Substitute "frame-link" for every occurrence of "stack-frame-source-link" in the rows from the first one through the row holding "error-icon bbox=[622, 37, 634, 49]", inclusive. Rewrite those rows with everything else left unchanged.

(Item position entries)
* start *
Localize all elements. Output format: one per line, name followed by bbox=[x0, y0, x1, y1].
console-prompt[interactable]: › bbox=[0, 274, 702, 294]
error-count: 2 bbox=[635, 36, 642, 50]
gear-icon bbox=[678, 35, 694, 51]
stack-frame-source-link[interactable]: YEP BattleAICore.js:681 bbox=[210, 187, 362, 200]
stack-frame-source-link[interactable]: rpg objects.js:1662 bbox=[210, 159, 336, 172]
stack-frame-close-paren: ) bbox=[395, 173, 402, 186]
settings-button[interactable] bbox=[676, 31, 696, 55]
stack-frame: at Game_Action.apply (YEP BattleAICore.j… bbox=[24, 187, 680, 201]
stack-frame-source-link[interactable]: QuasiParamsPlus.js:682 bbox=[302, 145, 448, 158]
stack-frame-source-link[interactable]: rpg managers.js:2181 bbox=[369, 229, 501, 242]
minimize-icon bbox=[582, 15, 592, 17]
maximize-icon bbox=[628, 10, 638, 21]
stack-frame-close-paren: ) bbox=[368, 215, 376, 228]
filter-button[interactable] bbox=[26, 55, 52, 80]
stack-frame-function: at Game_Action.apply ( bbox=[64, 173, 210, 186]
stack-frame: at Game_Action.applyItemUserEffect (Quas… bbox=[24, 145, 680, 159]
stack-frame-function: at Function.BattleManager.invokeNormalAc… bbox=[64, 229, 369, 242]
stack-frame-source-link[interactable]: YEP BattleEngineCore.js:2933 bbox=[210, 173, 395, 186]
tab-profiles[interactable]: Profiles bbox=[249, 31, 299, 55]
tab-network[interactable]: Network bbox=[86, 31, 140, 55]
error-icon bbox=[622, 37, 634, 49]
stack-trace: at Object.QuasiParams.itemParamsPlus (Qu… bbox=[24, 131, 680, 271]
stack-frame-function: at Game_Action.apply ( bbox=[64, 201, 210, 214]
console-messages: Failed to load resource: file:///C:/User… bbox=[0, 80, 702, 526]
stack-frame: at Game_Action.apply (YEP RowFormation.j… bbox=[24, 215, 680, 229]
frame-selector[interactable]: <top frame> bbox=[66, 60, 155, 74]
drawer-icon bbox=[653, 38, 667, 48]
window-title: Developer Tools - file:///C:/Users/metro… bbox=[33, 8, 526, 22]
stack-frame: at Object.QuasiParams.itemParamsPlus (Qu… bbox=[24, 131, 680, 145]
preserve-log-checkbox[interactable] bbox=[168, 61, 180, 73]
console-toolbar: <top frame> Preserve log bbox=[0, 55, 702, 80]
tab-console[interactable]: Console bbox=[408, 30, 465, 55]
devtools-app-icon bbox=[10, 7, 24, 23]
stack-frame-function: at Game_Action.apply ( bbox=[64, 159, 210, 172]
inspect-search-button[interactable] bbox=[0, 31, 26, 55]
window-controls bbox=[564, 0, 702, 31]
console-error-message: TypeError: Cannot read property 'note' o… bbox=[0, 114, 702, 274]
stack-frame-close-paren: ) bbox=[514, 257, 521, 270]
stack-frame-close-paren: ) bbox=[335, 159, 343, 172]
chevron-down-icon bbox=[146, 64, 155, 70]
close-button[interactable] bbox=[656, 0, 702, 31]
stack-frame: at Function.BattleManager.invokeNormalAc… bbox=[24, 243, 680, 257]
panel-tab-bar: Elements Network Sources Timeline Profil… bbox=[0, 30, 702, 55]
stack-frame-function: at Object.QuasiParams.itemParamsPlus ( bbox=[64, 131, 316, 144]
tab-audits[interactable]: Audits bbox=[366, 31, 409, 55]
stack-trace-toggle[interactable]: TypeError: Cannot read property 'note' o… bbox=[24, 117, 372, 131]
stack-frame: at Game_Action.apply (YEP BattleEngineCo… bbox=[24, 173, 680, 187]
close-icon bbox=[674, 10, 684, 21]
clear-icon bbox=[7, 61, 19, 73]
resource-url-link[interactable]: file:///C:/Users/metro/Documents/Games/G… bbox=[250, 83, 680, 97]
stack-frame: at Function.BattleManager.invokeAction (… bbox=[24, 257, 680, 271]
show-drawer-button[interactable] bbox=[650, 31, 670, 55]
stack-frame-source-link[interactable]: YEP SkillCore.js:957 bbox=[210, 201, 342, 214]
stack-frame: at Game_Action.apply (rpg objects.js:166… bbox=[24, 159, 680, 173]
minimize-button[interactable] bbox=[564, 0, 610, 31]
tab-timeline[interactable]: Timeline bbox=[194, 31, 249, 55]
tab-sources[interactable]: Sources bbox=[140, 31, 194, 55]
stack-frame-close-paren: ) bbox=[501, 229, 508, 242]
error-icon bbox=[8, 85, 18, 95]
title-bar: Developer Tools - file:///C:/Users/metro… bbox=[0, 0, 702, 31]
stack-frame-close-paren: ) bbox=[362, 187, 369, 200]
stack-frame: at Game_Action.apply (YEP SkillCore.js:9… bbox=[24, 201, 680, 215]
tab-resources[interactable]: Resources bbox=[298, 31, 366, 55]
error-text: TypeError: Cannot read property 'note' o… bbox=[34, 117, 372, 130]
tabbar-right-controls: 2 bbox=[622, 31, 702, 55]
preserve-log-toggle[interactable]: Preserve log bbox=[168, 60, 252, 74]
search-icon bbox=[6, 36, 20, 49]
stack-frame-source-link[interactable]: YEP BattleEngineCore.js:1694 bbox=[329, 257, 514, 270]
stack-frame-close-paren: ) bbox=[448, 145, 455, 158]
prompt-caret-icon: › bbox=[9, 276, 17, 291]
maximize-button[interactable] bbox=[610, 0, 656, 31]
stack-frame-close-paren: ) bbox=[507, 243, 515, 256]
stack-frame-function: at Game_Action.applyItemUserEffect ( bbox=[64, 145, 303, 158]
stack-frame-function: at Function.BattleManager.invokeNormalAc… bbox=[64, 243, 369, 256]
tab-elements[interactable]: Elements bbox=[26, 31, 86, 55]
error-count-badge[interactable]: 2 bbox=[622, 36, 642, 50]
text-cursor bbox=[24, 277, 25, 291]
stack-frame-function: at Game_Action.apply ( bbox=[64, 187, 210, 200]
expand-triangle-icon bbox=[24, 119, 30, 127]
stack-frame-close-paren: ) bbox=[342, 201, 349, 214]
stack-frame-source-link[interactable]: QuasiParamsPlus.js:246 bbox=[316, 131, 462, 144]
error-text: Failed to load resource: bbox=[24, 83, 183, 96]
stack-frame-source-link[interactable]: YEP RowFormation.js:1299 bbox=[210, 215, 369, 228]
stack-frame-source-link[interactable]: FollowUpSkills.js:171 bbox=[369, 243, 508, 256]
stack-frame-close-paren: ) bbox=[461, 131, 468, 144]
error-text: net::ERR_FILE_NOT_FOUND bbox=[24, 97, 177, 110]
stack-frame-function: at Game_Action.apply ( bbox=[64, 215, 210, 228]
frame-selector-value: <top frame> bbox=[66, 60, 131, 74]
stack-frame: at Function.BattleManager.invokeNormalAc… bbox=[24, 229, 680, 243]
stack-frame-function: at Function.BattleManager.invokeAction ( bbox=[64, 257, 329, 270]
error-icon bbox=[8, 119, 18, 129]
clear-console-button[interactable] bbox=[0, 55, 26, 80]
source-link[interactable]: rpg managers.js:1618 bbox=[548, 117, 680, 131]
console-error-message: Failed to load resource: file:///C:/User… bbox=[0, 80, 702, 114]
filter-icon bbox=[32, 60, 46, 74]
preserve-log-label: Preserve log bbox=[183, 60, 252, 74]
* end *
Complete output
Localize all elements. Output format: one per line, name followed by bbox=[x0, y0, x1, y1].
console-prompt[interactable]: › bbox=[0, 274, 702, 294]
error-count: 2 bbox=[635, 36, 642, 50]
gear-icon bbox=[678, 35, 694, 51]
frame-link[interactable]: YEP BattleAICore.js:681 bbox=[210, 187, 362, 200]
frame-link[interactable]: rpg objects.js:1662 bbox=[210, 159, 336, 172]
stack-frame-close-paren: ) bbox=[395, 173, 402, 186]
settings-button[interactable] bbox=[676, 31, 696, 55]
stack-frame: at Game_Action.apply (YEP BattleAICore.j… bbox=[24, 187, 680, 201]
frame-link[interactable]: QuasiParamsPlus.js:682 bbox=[302, 145, 448, 158]
frame-link[interactable]: rpg managers.js:2181 bbox=[369, 229, 501, 242]
minimize-icon bbox=[582, 15, 592, 17]
maximize-icon bbox=[628, 10, 638, 21]
stack-frame-close-paren: ) bbox=[368, 215, 376, 228]
filter-button[interactable] bbox=[26, 55, 52, 80]
stack-frame-function: at Game_Action.apply ( bbox=[64, 173, 210, 186]
stack-frame: at Game_Action.applyItemUserEffect (Quas… bbox=[24, 145, 680, 159]
stack-frame-function: at Function.BattleManager.invokeNormalAc… bbox=[64, 229, 369, 242]
frame-link[interactable]: YEP BattleEngineCore.js:2933 bbox=[210, 173, 395, 186]
tab-profiles[interactable]: Profiles bbox=[249, 31, 299, 55]
tab-network[interactable]: Network bbox=[86, 31, 140, 55]
error-icon bbox=[622, 37, 634, 49]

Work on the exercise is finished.